▶ _Given task_
Return all of the data exactly, with nothing left out but the pictures.

|---|

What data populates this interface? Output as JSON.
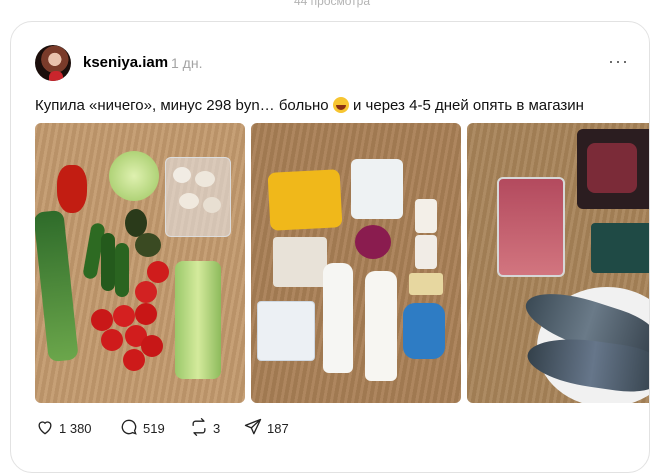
{
  "top": {
    "views": "44 просмотра"
  },
  "post": {
    "username": "kseniya.iam",
    "time": "1 дн.",
    "more": "···",
    "text_before": "Купила «ничего», минус 298 byn… больно",
    "text_after": "и через 4-5 дней опять в магазин",
    "emoji_icon": "grinning-sweat-emoji",
    "photos": [
      {
        "name": "vegetables-photo"
      },
      {
        "name": "dairy-products-photo"
      },
      {
        "name": "meat-fish-photo"
      }
    ]
  },
  "actions": {
    "likes": "1 380",
    "comments": "519",
    "reposts": "3",
    "shares": "187"
  }
}
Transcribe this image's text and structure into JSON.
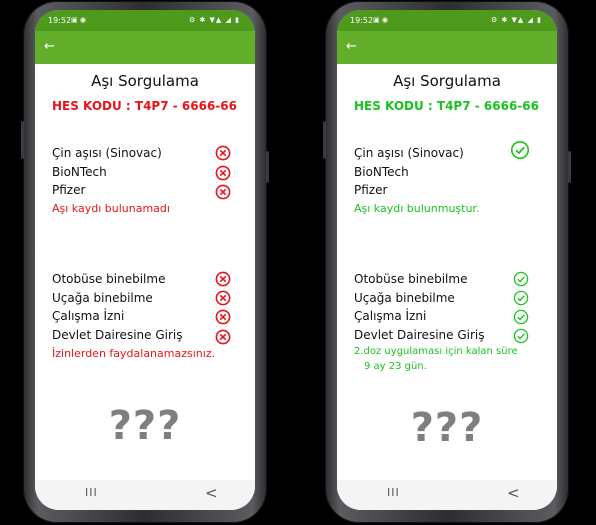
{
  "status": {
    "time": "19:52",
    "right": "⚙ ✱ ▼▲ ◢ ▮"
  },
  "title": "Aşı Sorgulama",
  "colors": {
    "red": "#e8141b",
    "green": "#19c31e",
    "appbar": "#62ad2a"
  },
  "left": {
    "hes": "HES KODU : T4P7 - 6666-66",
    "vaccines": [
      "Çin aşısı (Sinovac)",
      "BioNTech",
      "Pfizer"
    ],
    "vaccine_status": "Aşı kaydı bulunamadı",
    "permissions": [
      "Otobüse binebilme",
      "Uçağa binebilme",
      "Çalışma İzni",
      "Devlet Dairesine Giriş"
    ],
    "permission_status": "İzinlerden faydalanamazsınız.",
    "unknown": "???"
  },
  "right": {
    "hes": "HES KODU : T4P7 - 6666-66",
    "vaccines": [
      "Çin aşısı (Sinovac)",
      "BioNTech",
      "Pfizer"
    ],
    "vaccine_status": "Aşı kaydı bulunmuştur.",
    "permissions": [
      "Otobüse binebilme",
      "Uçağa binebilme",
      "Çalışma İzni",
      "Devlet Dairesine Giriş"
    ],
    "permission_status_line1": "2.doz uygulaması için kalan süre",
    "permission_status_line2": "9 ay 23 gün.",
    "unknown": "???"
  },
  "nav": {
    "recent": "III",
    "back": "<"
  }
}
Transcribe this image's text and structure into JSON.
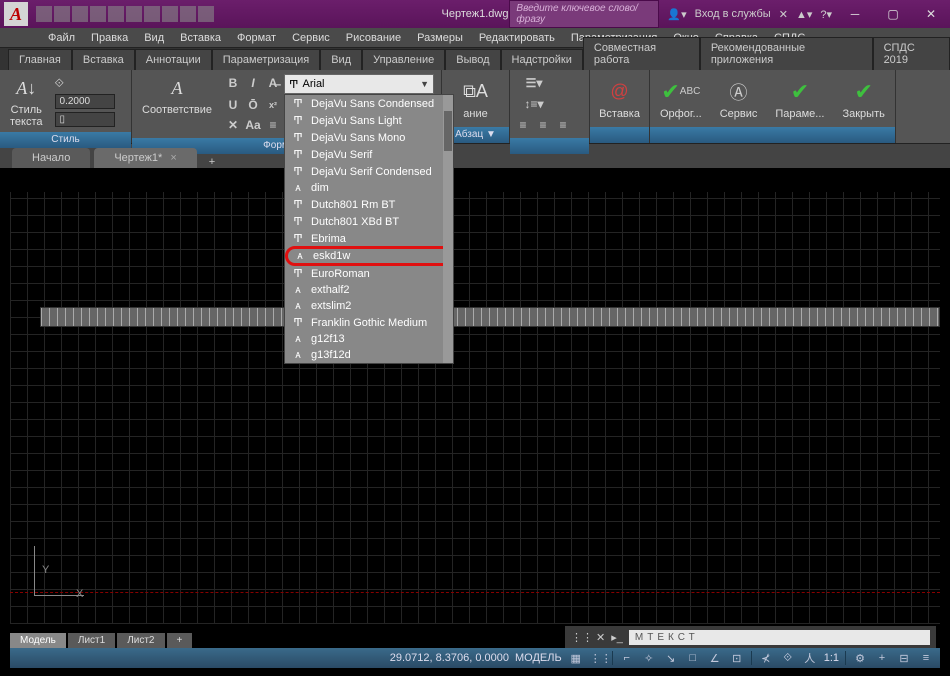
{
  "title": "Чертеж1.dwg",
  "search_placeholder": "Введите ключевое слово/фразу",
  "login_label": "Вход в службы",
  "menubar": [
    "Файл",
    "Правка",
    "Вид",
    "Вставка",
    "Формат",
    "Сервис",
    "Рисование",
    "Размеры",
    "Редактировать",
    "Параметризация",
    "Окно",
    "Справка",
    "СПДС"
  ],
  "ribbon_tabs": [
    "Главная",
    "Вставка",
    "Аннотации",
    "Параметризация",
    "Вид",
    "Управление",
    "Вывод",
    "Надстройки",
    "Совместная работа",
    "Рекомендованные приложения",
    "СПДС 2019"
  ],
  "panels": {
    "style": {
      "title": "Стиль",
      "label": "Стиль\nтекста",
      "height": "0.2000"
    },
    "format": {
      "title": "Форматир",
      "label": "Соответствие",
      "font": "Arial",
      "fonts": [
        "DejaVu Sans Condensed",
        "DejaVu Sans Light",
        "DejaVu Sans Mono",
        "DejaVu Serif",
        "DejaVu Serif Condensed",
        "dim",
        "Dutch801 Rm BT",
        "Dutch801 XBd BT",
        "Ebrima",
        "eskd1w",
        "EuroRoman",
        "exthalf2",
        "extslim2",
        "Franklin Gothic Medium",
        "g12f13",
        "g13f12d"
      ],
      "highlight_index": 9
    },
    "paragraph": {
      "title": "Абзац ▼",
      "label": "ание"
    },
    "insert": {
      "title": "",
      "label": "Вставка"
    },
    "spell": {
      "label": "Орфог..."
    },
    "service": {
      "label": "Сервис"
    },
    "params": {
      "label": "Параме..."
    },
    "close": {
      "label": "Закрыть"
    }
  },
  "doc_tabs": [
    {
      "label": "Начало",
      "active": false
    },
    {
      "label": "Чертеж1*",
      "active": true
    }
  ],
  "layout_tabs": [
    "Модель",
    "Лист1",
    "Лист2"
  ],
  "command": "МТЕКСТ",
  "status": {
    "coords": "29.0712, 8.3706, 0.0000",
    "model": "МОДЕЛЬ",
    "scale": "1:1"
  },
  "ucs": {
    "x": "X",
    "y": "Y"
  }
}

|---|

▶ _Result of this task_
What data populates this interface? Output as JSON.
{
  "top": {
    "views": "44 просмотра"
  },
  "post": {
    "username": "kseniya.iam",
    "time": "1 дн.",
    "more": "···",
    "text_before": "Купила «ничего», минус 298 byn… больно",
    "text_after": "и через 4-5 дней опять в магазин",
    "emoji_icon": "grinning-sweat-emoji",
    "photos": [
      {
        "name": "vegetables-photo"
      },
      {
        "name": "dairy-products-photo"
      },
      {
        "name": "meat-fish-photo"
      }
    ]
  },
  "actions": {
    "likes": "1 380",
    "comments": "519",
    "reposts": "3",
    "shares": "187"
  }
}
Transcribe this image's text and structure into JSON.
{
  "status": {
    "time": "19:52",
    "right": "⚙ ✱ ▼▲ ◢ ▮"
  },
  "title": "Aşı Sorgulama",
  "colors": {
    "red": "#e8141b",
    "green": "#19c31e",
    "appbar": "#62ad2a"
  },
  "left": {
    "hes": "HES KODU : T4P7 - 6666-66",
    "vaccines": [
      "Çin aşısı (Sinovac)",
      "BioNTech",
      "Pfizer"
    ],
    "vaccine_status": "Aşı kaydı bulunamadı",
    "permissions": [
      "Otobüse binebilme",
      "Uçağa binebilme",
      "Çalışma İzni",
      "Devlet Dairesine Giriş"
    ],
    "permission_status": "İzinlerden faydalanamazsınız.",
    "unknown": "???"
  },
  "right": {
    "hes": "HES KODU : T4P7 - 6666-66",
    "vaccines": [
      "Çin aşısı (Sinovac)",
      "BioNTech",
      "Pfizer"
    ],
    "vaccine_status": "Aşı kaydı bulunmuştur.",
    "permissions": [
      "Otobüse binebilme",
      "Uçağa binebilme",
      "Çalışma İzni",
      "Devlet Dairesine Giriş"
    ],
    "permission_status_line1": "2.doz uygulaması için kalan süre",
    "permission_status_line2": "9 ay 23 gün.",
    "unknown": "???"
  },
  "nav": {
    "recent": "III",
    "back": "<"
  }
}
Transcribe this image's text and structure into JSON.
{
  "title": "Чертеж1.dwg",
  "search_placeholder": "Введите ключевое слово/фразу",
  "login_label": "Вход в службы",
  "menubar": [
    "Файл",
    "Правка",
    "Вид",
    "Вставка",
    "Формат",
    "Сервис",
    "Рисование",
    "Размеры",
    "Редактировать",
    "Параметризация",
    "Окно",
    "Справка",
    "СПДС"
  ],
  "ribbon_tabs": [
    "Главная",
    "Вставка",
    "Аннотации",
    "Параметризация",
    "Вид",
    "Управление",
    "Вывод",
    "Надстройки",
    "Совместная работа",
    "Рекомендованные приложения",
    "СПДС 2019"
  ],
  "panels": {
    "style": {
      "title": "Стиль",
      "label": "Стиль\nтекста",
      "height": "0.2000"
    },
    "format": {
      "title": "Форматир",
      "label": "Соответствие",
      "font": "Arial",
      "fonts": [
        "DejaVu Sans Condensed",
        "DejaVu Sans Light",
        "DejaVu Sans Mono",
        "DejaVu Serif",
        "DejaVu Serif Condensed",
        "dim",
        "Dutch801 Rm BT",
        "Dutch801 XBd BT",
        "Ebrima",
        "eskd1w",
        "EuroRoman",
        "exthalf2",
        "extslim2",
        "Franklin Gothic Medium",
        "g12f13",
        "g13f12d"
      ],
      "highlight_index": 9
    },
    "paragraph": {
      "title": "Абзац ▼",
      "label": "ание"
    },
    "insert": {
      "title": "",
      "label": "Вставка"
    },
    "spell": {
      "label": "Орфог..."
    },
    "service": {
      "label": "Сервис"
    },
    "params": {
      "label": "Параме..."
    },
    "close": {
      "label": "Закрыть"
    }
  },
  "doc_tabs": [
    {
      "label": "Начало",
      "active": false
    },
    {
      "label": "Чертеж1*",
      "active": true
    }
  ],
  "layout_tabs": [
    "Модель",
    "Лист1",
    "Лист2"
  ],
  "command": "МТЕКСТ",
  "status": {
    "coords": "29.0712, 8.3706, 0.0000",
    "model": "МОДЕЛЬ",
    "scale": "1:1"
  },
  "ucs": {
    "x": "X",
    "y": "Y"
  }
}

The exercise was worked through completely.